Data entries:
————————
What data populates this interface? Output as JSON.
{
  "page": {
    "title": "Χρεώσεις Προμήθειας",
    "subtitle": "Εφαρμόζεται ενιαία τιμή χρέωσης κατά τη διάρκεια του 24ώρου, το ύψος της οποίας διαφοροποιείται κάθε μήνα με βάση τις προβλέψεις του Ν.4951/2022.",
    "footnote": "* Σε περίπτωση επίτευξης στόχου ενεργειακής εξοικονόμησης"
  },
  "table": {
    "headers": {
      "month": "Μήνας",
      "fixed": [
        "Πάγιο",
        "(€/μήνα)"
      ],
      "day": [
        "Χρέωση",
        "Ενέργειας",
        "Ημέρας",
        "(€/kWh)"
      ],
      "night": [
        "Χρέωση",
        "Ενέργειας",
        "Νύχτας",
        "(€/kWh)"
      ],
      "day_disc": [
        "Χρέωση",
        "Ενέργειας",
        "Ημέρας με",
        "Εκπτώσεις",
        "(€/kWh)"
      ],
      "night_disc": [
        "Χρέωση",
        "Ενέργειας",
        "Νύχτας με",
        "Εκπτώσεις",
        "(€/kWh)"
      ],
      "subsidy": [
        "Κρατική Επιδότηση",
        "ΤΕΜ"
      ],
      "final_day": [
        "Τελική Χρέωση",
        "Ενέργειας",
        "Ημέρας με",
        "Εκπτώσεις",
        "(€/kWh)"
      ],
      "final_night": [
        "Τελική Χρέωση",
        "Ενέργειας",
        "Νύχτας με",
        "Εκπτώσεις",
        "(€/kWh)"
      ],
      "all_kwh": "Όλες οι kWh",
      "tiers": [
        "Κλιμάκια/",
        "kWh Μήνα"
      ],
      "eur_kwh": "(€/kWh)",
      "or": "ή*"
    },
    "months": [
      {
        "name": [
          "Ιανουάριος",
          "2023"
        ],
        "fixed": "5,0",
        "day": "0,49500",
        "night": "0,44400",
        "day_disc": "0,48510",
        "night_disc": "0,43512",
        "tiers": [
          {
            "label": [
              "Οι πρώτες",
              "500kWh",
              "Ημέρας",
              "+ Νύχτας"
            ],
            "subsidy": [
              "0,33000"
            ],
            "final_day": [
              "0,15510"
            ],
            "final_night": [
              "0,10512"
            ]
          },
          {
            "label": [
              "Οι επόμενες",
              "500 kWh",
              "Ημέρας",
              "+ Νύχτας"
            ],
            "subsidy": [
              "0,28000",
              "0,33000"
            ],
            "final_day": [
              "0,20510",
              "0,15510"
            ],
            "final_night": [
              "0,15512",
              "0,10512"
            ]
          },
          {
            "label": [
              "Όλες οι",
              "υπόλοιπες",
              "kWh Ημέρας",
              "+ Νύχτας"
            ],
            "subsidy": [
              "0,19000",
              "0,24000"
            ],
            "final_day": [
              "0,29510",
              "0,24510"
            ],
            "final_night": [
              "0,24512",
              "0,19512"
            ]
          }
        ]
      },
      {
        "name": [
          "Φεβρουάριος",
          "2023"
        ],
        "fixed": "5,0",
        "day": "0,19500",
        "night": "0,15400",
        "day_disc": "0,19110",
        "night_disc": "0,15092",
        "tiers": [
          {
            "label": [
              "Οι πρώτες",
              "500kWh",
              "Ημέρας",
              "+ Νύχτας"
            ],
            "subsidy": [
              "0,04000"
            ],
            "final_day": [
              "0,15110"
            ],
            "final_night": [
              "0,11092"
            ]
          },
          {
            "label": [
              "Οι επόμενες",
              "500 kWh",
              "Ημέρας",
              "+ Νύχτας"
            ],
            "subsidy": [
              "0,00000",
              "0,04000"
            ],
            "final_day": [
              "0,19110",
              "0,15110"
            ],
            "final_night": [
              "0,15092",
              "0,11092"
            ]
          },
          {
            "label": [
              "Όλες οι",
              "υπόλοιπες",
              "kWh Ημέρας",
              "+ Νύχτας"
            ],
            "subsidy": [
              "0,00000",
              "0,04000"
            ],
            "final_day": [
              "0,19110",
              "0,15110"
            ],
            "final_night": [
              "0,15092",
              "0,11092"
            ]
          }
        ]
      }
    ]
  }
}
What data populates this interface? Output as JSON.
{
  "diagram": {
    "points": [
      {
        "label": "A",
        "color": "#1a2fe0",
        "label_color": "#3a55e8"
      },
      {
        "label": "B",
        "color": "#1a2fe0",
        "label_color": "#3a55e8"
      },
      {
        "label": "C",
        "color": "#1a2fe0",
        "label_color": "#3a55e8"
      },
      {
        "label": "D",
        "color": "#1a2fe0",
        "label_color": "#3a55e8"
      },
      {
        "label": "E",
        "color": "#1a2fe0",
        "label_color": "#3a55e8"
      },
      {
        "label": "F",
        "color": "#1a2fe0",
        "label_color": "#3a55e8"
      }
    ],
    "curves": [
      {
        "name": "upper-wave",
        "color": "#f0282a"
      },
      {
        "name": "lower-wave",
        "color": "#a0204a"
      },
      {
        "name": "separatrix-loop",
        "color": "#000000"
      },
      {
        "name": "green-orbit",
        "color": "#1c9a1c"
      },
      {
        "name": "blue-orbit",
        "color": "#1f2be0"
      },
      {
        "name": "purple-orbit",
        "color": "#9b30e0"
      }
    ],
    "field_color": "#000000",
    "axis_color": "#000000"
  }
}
————————
» **Required task**: Extract each line of the listing above, copying it word for word.

» **Written solution**:
What data populates this interface? Output as JSON.
{
  "page": {
    "title": "Χρεώσεις Προμήθειας",
    "subtitle": "Εφαρμόζεται ενιαία τιμή χρέωσης κατά τη διάρκεια του 24ώρου, το ύψος της οποίας διαφοροποιείται κάθε μήνα με βάση τις προβλέψεις του Ν.4951/2022.",
    "footnote": "* Σε περίπτωση επίτευξης στόχου ενεργειακής εξοικονόμησης"
  },
  "table": {
    "headers": {
      "month": "Μήνας",
      "fixed": [
        "Πάγιο",
        "(€/μήνα)"
      ],
      "day": [
        "Χρέωση",
        "Ενέργειας",
        "Ημέρας",
        "(€/kWh)"
      ],
      "night": [
        "Χρέωση",
        "Ενέργειας",
        "Νύχτας",
        "(€/kWh)"
      ],
      "day_disc": [
        "Χρέωση",
        "Ενέργειας",
        "Ημέρας με",
        "Εκπτώσεις",
        "(€/kWh)"
      ],
      "night_disc": [
        "Χρέωση",
        "Ενέργειας",
        "Νύχτας με",
        "Εκπτώσεις",
        "(€/kWh)"
      ],
      "subsidy": [
        "Κρατική Επιδότηση",
        "ΤΕΜ"
      ],
      "final_day": [
        "Τελική Χρέωση",
        "Ενέργειας",
        "Ημέρας με",
        "Εκπτώσεις",
        "(€/kWh)"
      ],
      "final_night": [
        "Τελική Χρέωση",
        "Ενέργειας",
        "Νύχτας με",
        "Εκπτώσεις",
        "(€/kWh)"
      ],
      "all_kwh": "Όλες οι kWh",
      "tiers": [
        "Κλιμάκια/",
        "kWh Μήνα"
      ],
      "eur_kwh": "(€/kWh)",
      "or": "ή*"
    },
    "months": [
      {
        "name": [
          "Ιανουάριος",
          "2023"
        ],
        "fixed": "5,0",
        "day": "0,49500",
        "night": "0,44400",
        "day_disc": "0,48510",
        "night_disc": "0,43512",
        "tiers": [
          {
            "label": [
              "Οι πρώτες",
              "500kWh",
              "Ημέρας",
              "+ Νύχτας"
            ],
            "subsidy": [
              "0,33000"
            ],
            "final_day": [
              "0,15510"
            ],
            "final_night": [
              "0,10512"
            ]
          },
          {
            "label": [
              "Οι επόμενες",
              "500 kWh",
              "Ημέρας",
              "+ Νύχτας"
            ],
            "subsidy": [
              "0,28000",
              "0,33000"
            ],
            "final_day": [
              "0,20510",
              "0,15510"
            ],
            "final_night": [
              "0,15512",
              "0,10512"
            ]
          },
          {
            "label": [
              "Όλες οι",
              "υπόλοιπες",
              "kWh Ημέρας",
              "+ Νύχτας"
            ],
            "subsidy": [
              "0,19000",
              "0,24000"
            ],
            "final_day": [
              "0,29510",
              "0,24510"
            ],
            "final_night": [
              "0,24512",
              "0,19512"
            ]
          }
        ]
      },
      {
        "name": [
          "Φεβρουάριος",
          "2023"
        ],
        "fixed": "5,0",
        "day": "0,19500",
        "night": "0,15400",
        "day_disc": "0,19110",
        "night_disc": "0,15092",
        "tiers": [
          {
            "label": [
              "Οι πρώτες",
              "500kWh",
              "Ημέρας",
              "+ Νύχτας"
            ],
            "subsidy": [
              "0,04000"
            ],
            "final_day": [
              "0,15110"
            ],
            "final_night": [
              "0,11092"
            ]
          },
          {
            "label": [
              "Οι επόμενες",
              "500 kWh",
              "Ημέρας",
              "+ Νύχτας"
            ],
            "subsidy": [
              "0,00000",
              "0,04000"
            ],
            "final_day": [
              "0,19110",
              "0,15110"
            ],
            "final_night": [
              "0,15092",
              "0,11092"
            ]
          },
          {
            "label": [
              "Όλες οι",
              "υπόλοιπες",
              "kWh Ημέρας",
              "+ Νύχτας"
            ],
            "subsidy": [
              "0,00000",
              "0,04000"
            ],
            "final_day": [
              "0,19110",
              "0,15110"
            ],
            "final_night": [
              "0,15092",
              "0,11092"
            ]
          }
        ]
      }
    ]
  }
}
What data populates this interface? Output as JSON.
{
  "diagram": {
    "points": [
      {
        "label": "A",
        "color": "#1a2fe0",
        "label_color": "#3a55e8"
      },
      {
        "label": "B",
        "color": "#1a2fe0",
        "label_color": "#3a55e8"
      },
      {
        "label": "C",
        "color": "#1a2fe0",
        "label_color": "#3a55e8"
      },
      {
        "label": "D",
        "color": "#1a2fe0",
        "label_color": "#3a55e8"
      },
      {
        "label": "E",
        "color": "#1a2fe0",
        "label_color": "#3a55e8"
      },
      {
        "label": "F",
        "color": "#1a2fe0",
        "label_color": "#3a55e8"
      }
    ],
    "curves": [
      {
        "name": "upper-wave",
        "color": "#f0282a"
      },
      {
        "name": "lower-wave",
        "color": "#a0204a"
      },
      {
        "name": "separatrix-loop",
        "color": "#000000"
      },
      {
        "name": "green-orbit",
        "color": "#1c9a1c"
      },
      {
        "name": "blue-orbit",
        "color": "#1f2be0"
      },
      {
        "name": "purple-orbit",
        "color": "#9b30e0"
      }
    ],
    "field_color": "#000000",
    "axis_color": "#000000"
  }
}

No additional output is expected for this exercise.